TASK STATEMENT => Please write out the data that follows, word for word.

#### MATERIAL FOR THIS TASK

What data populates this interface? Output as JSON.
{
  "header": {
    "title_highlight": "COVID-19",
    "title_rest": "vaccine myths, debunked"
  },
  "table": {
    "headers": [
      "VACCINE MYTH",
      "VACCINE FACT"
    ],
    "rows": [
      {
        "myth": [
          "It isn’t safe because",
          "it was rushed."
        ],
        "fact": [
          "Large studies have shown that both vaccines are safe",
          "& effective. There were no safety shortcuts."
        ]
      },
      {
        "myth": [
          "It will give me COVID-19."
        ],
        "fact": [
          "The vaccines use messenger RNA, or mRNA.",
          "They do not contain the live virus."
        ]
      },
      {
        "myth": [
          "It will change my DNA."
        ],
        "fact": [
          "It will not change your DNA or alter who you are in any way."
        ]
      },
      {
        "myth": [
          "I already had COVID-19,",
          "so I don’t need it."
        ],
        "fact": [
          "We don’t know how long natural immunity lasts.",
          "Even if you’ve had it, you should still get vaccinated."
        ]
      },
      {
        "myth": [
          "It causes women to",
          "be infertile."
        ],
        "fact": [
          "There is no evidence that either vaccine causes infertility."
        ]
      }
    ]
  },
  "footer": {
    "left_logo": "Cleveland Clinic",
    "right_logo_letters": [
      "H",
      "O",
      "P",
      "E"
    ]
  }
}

########

SOLUTION FOR THIS TASK =>
What data populates this interface? Output as JSON.
{
  "header": {
    "title_highlight": "COVID-19",
    "title_rest": "vaccine myths, debunked"
  },
  "table": {
    "headers": [
      "VACCINE MYTH",
      "VACCINE FACT"
    ],
    "rows": [
      {
        "myth": [
          "It isn’t safe because",
          "it was rushed."
        ],
        "fact": [
          "Large studies have shown that both vaccines are safe",
          "& effective. There were no safety shortcuts."
        ]
      },
      {
        "myth": [
          "It will give me COVID-19."
        ],
        "fact": [
          "The vaccines use messenger RNA, or mRNA.",
          "They do not contain the live virus."
        ]
      },
      {
        "myth": [
          "It will change my DNA."
        ],
        "fact": [
          "It will not change your DNA or alter who you are in any way."
        ]
      },
      {
        "myth": [
          "I already had COVID-19,",
          "so I don’t need it."
        ],
        "fact": [
          "We don’t know how long natural immunity lasts.",
          "Even if you’ve had it, you should still get vaccinated."
        ]
      },
      {
        "myth": [
          "It causes women to",
          "be infertile."
        ],
        "fact": [
          "There is no evidence that either vaccine causes infertility."
        ]
      }
    ]
  },
  "footer": {
    "left_logo": "Cleveland Clinic",
    "right_logo_letters": [
      "H",
      "O",
      "P",
      "E"
    ]
  }
}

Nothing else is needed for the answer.